→ **Extracted records**:
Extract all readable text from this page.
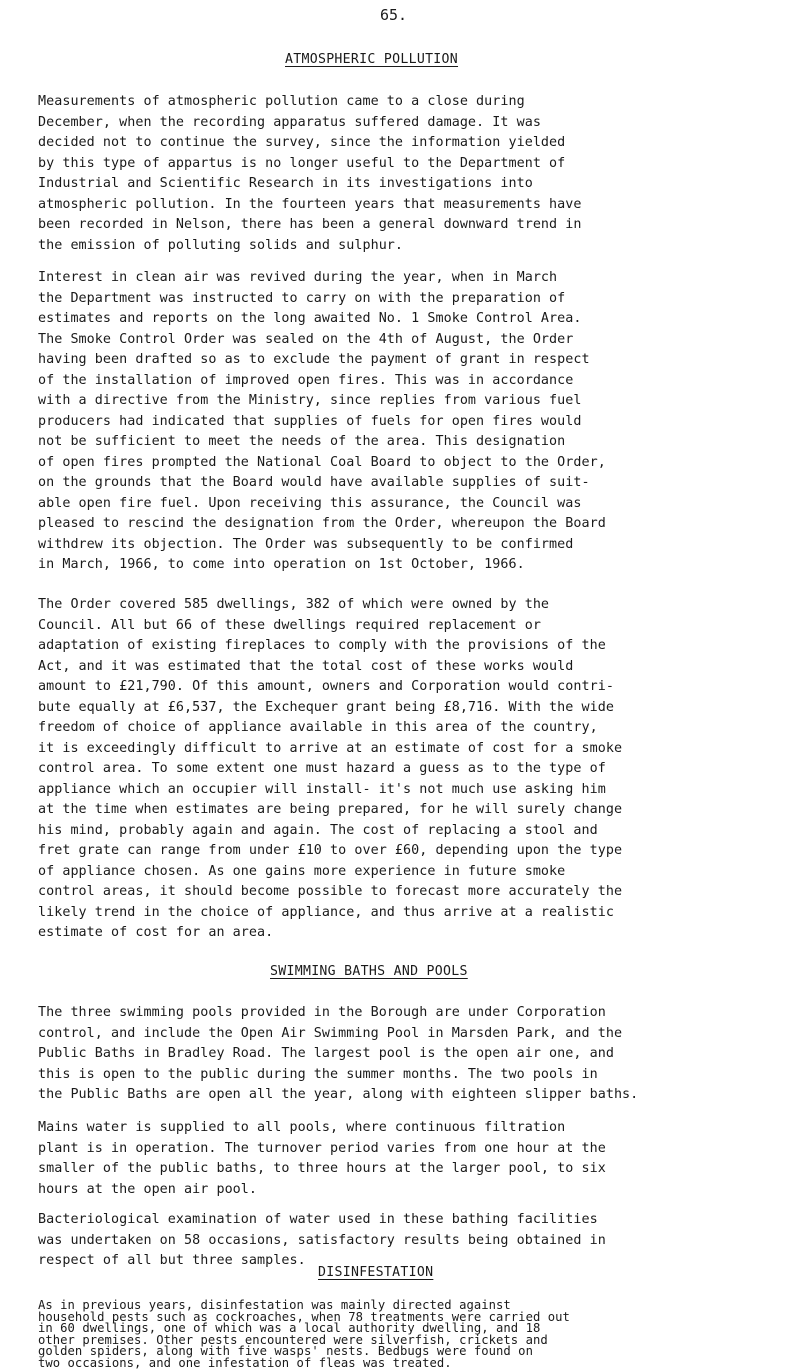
65.
ATMOSPHERIC POLLUTION
Measurements of atmospheric pollution came to a close during
December, when the recording apparatus suffered damage. It was
decided not to continue the survey, since the information yielded
by this type of appartus is no longer useful to the Department of
Industrial and Scientific Research in its investigations into
atmospheric pollution. In the fourteen years that measurements have
been recorded in Nelson, there has been a general downward trend in
the emission of polluting solids and sulphur.
Interest in clean air was revived during the year, when in March
the Department was instructed to carry on with the preparation of
estimates and reports on the long awaited No. 1 Smoke Control Area.
The Smoke Control Order was sealed on the 4th of August, the Order
having been drafted so as to exclude the payment of grant in respect
of the installation of improved open fires. This was in accordance
with a directive from the Ministry, since replies from various fuel
producers had indicated that supplies of fuels for open fires would
not be sufficient to meet the needs of the area. This designation
of open fires prompted the National Coal Board to object to the Order,
on the grounds that the Board would have available supplies of suit-
able open fire fuel. Upon receiving this assurance, the Council was
pleased to rescind the designation from the Order, whereupon the Board
withdrew its objection. The Order was subsequently to be confirmed
in March, 1966, to come into operation on 1st October, 1966.
The Order covered 585 dwellings, 382 of which were owned by the
Council. All but 66 of these dwellings required replacement or
adaptation of existing fireplaces to comply with the provisions of the
Act, and it was estimated that the total cost of these works would
amount to £21,790. Of this amount, owners and Corporation would contri-
bute equally at £6,537, the Exchequer grant being £8,716. With the wide
freedom of choice of appliance available in this area of the country,
it is exceedingly difficult to arrive at an estimate of cost for a smoke
control area. To some extent one must hazard a guess as to the type of
appliance which an occupier will install- it's not much use asking him
at the time when estimates are being prepared, for he will surely change
his mind, probably again and again. The cost of replacing a stool and
fret grate can range from under £10 to over £60, depending upon the type
of appliance chosen. As one gains more experience in future smoke
control areas, it should become possible to forecast more accurately the
likely trend in the choice of appliance, and thus arrive at a realistic
estimate of cost for an area.
SWIMMING BATHS AND POOLS
The three swimming pools provided in the Borough are under Corporation
control, and include the Open Air Swimming Pool in Marsden Park, and the
Public Baths in Bradley Road. The largest pool is the open air one, and
this is open to the public during the summer months. The two pools in
the Public Baths are open all the year, along with eighteen slipper baths.
Mains water is supplied to all pools, where continuous filtration
plant is in operation. The turnover period varies from one hour at the
smaller of the public baths, to three hours at the larger pool, to six
hours at the open air pool.
Bacteriological examination of water used in these bathing facilities
was undertaken on 58 occasions, satisfactory results being obtained in
respect of all but three samples.
DISINFESTATION
As in previous years, disinfestation was mainly directed against
household pests such as cockroaches, when 78 treatments were carried out
in 60 dwellings, one of which was a local authority dwelling, and 18
other premises. Other pests encountered were silverfish, crickets and
golden spiders, along with five wasps' nests. Bedbugs were found on
two occasions, and one infestation of fleas was treated.
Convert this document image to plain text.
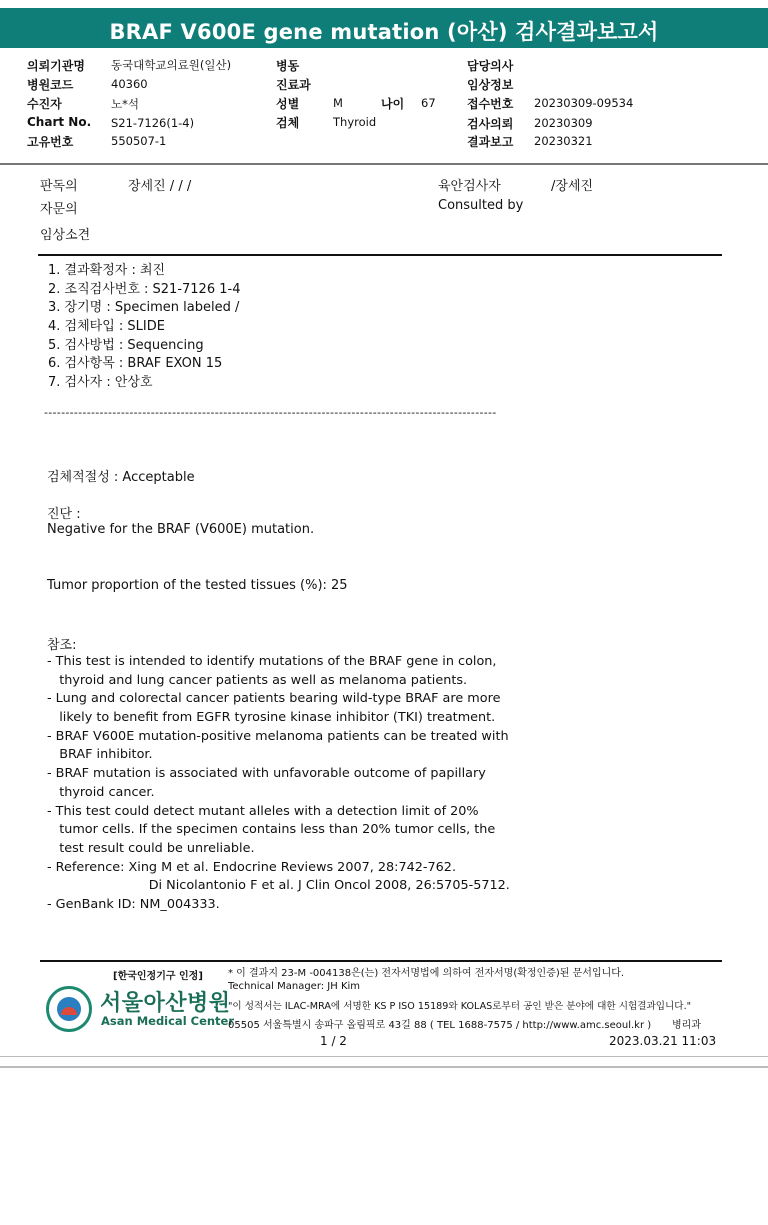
BRAF V600E gene mutation (아산) 검사결과보고서
의뢰기관명 동국대학교의료원(일산)
병원코드	40360
수진자	노*석
Chart No. S21-7126(1-4)
고유번호	550507-1
병동
진료과
성별	M	나이 67
검체	Thyroid
담당의사
임상정보
접수번호 20230309-09534
검사의뢰 20230309
결과보고 20230321
판독의	장세진 / / /	육안검사자	/장세진
자문의	Consulted by
임상소견
1. 결과확정자 : 최진
2. 조직검사번호 : S21-7126 1-4
3. 장기명 : Specimen labeled /
4. 검체타입 : SLIDE
5. 검사방법 : Sequencing
6. 검사항목 : BRAF EXON 15
7. 검사자 : 안상호
----------------------------------------------------------------------------------------------------------
검체적절성 : Acceptable
진단 :
Negative for the BRAF (V600E) mutation.
Tumor proportion of the tested tissues (%): 25
참조:
- This test is intended to identify mutations of the BRAF gene in colon,
thyroid and lung cancer patients as well as melanoma patients.
- Lung and colorectal cancer patients bearing wild-type BRAF are more
likely to benefit from EGFR tyrosine kinase inhibitor (TKI) treatment.
- BRAF V600E mutation-positive melanoma patients can be treated with
BRAF inhibitor.
- BRAF mutation is associated with unfavorable outcome of papillary
thyroid cancer.
- This test could detect mutant alleles with a detection limit of 20%
tumor cells. If the specimen contains less than 20% tumor cells, the
test result could be unreliable.
- Reference: Xing M et al. Endocrine Reviews 2007, 28:742-762.
Di Nicolantonio F et al. J Clin Oncol 2008, 26:5705-5712.
- GenBank ID: NM_004333.
[한국인정기구 인정]
서울아산병원
Asan Medical Center
* 이 결과지 23-M -004138은(는) 전자서명법에 의하여 전자서명(확정인증)된 문서입니다.
Technical Manager: JH Kim
"이 성적서는 ILAC-MRA에 서명한 KS P ISO 15189와 KOLAS로부터 공인 받은 분야에 대한 시험결과입니다."
05505 서울특별시 송파구 올림픽로 43길 88 ( TEL 1688-7575 / http://www.amc.seoul.kr ) 병리과
1 / 2	2023.03.21 11:03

→ **Problem requirements**:
Output, exactly, all the records above; include no pictures.

→ **Output**:
Extract all readable text from this page.
65.
ATMOSPHERIC POLLUTION
Measurements of atmospheric pollution came to a close during
December, when the recording apparatus suffered damage. It was
decided not to continue the survey, since the information yielded
by this type of appartus is no longer useful to the Department of
Industrial and Scientific Research in its investigations into
atmospheric pollution. In the fourteen years that measurements have
been recorded in Nelson, there has been a general downward trend in
the emission of polluting solids and sulphur.
Interest in clean air was revived during the year, when in March
the Department was instructed to carry on with the preparation of
estimates and reports on the long awaited No. 1 Smoke Control Area.
The Smoke Control Order was sealed on the 4th of August, the Order
having been drafted so as to exclude the payment of grant in respect
of the installation of improved open fires. This was in accordance
with a directive from the Ministry, since replies from various fuel
producers had indicated that supplies of fuels for open fires would
not be sufficient to meet the needs of the area. This designation
of open fires prompted the National Coal Board to object to the Order,
on the grounds that the Board would have available supplies of suit-
able open fire fuel. Upon receiving this assurance, the Council was
pleased to rescind the designation from the Order, whereupon the Board
withdrew its objection. The Order was subsequently to be confirmed
in March, 1966, to come into operation on 1st October, 1966.
The Order covered 585 dwellings, 382 of which were owned by the
Council. All but 66 of these dwellings required replacement or
adaptation of existing fireplaces to comply with the provisions of the
Act, and it was estimated that the total cost of these works would
amount to £21,790. Of this amount, owners and Corporation would contri-
bute equally at £6,537, the Exchequer grant being £8,716. With the wide
freedom of choice of appliance available in this area of the country,
it is exceedingly difficult to arrive at an estimate of cost for a smoke
control area. To some extent one must hazard a guess as to the type of
appliance which an occupier will install- it's not much use asking him
at the time when estimates are being prepared, for he will surely change
his mind, probably again and again. The cost of replacing a stool and
fret grate can range from under £10 to over £60, depending upon the type
of appliance chosen. As one gains more experience in future smoke
control areas, it should become possible to forecast more accurately the
likely trend in the choice of appliance, and thus arrive at a realistic
estimate of cost for an area.
SWIMMING BATHS AND POOLS
The three swimming pools provided in the Borough are under Corporation
control, and include the Open Air Swimming Pool in Marsden Park, and the
Public Baths in Bradley Road. The largest pool is the open air one, and
this is open to the public during the summer months. The two pools in
the Public Baths are open all the year, along with eighteen slipper baths.
Mains water is supplied to all pools, where continuous filtration
plant is in operation. The turnover period varies from one hour at the
smaller of the public baths, to three hours at the larger pool, to six
hours at the open air pool.
Bacteriological examination of water used in these bathing facilities
was undertaken on 58 occasions, satisfactory results being obtained in
respect of all but three samples.
DISINFESTATION
As in previous years, disinfestation was mainly directed against
household pests such as cockroaches, when 78 treatments were carried out
in 60 dwellings, one of which was a local authority dwelling, and 18
other premises. Other pests encountered were silverfish, crickets and
golden spiders, along with five wasps' nests. Bedbugs were found on
two occasions, and one infestation of fleas was treated.
Convert this document image to plain text.
BRAF V600E gene mutation (아산) 검사결과보고서
의뢰기관명 동국대학교의료원(일산)
병원코드	40360
수진자	노*석
Chart No. S21-7126(1-4)
고유번호	550507-1
병동
진료과
성별	M	나이 67
검체	Thyroid
담당의사
임상정보
접수번호 20230309-09534
검사의뢰 20230309
결과보고 20230321
판독의	장세진 / / /	육안검사자	/장세진
자문의	Consulted by
임상소견
1. 결과확정자 : 최진
2. 조직검사번호 : S21-7126 1-4
3. 장기명 : Specimen labeled /
4. 검체타입 : SLIDE
5. 검사방법 : Sequencing
6. 검사항목 : BRAF EXON 15
7. 검사자 : 안상호
----------------------------------------------------------------------------------------------------------
검체적절성 : Acceptable
진단 :
Negative for the BRAF (V600E) mutation.
Tumor proportion of the tested tissues (%): 25
참조:
- This test is intended to identify mutations of the BRAF gene in colon,
thyroid and lung cancer patients as well as melanoma patients.
- Lung and colorectal cancer patients bearing wild-type BRAF are more
likely to benefit from EGFR tyrosine kinase inhibitor (TKI) treatment.
- BRAF V600E mutation-positive melanoma patients can be treated with
BRAF inhibitor.
- BRAF mutation is associated with unfavorable outcome of papillary
thyroid cancer.
- This test could detect mutant alleles with a detection limit of 20%
tumor cells. If the specimen contains less than 20% tumor cells, the
test result could be unreliable.
- Reference: Xing M et al. Endocrine Reviews 2007, 28:742-762.
Di Nicolantonio F et al. J Clin Oncol 2008, 26:5705-5712.
- GenBank ID: NM_004333.
[한국인정기구 인정]
서울아산병원
Asan Medical Center
* 이 결과지 23-M -004138은(는) 전자서명법에 의하여 전자서명(확정인증)된 문서입니다.
Technical Manager: JH Kim
"이 성적서는 ILAC-MRA에 서명한 KS P ISO 15189와 KOLAS로부터 공인 받은 분야에 대한 시험결과입니다."
05505 서울특별시 송파구 올림픽로 43길 88 ( TEL 1688-7575 / http://www.amc.seoul.kr ) 병리과
1 / 2	2023.03.21 11:03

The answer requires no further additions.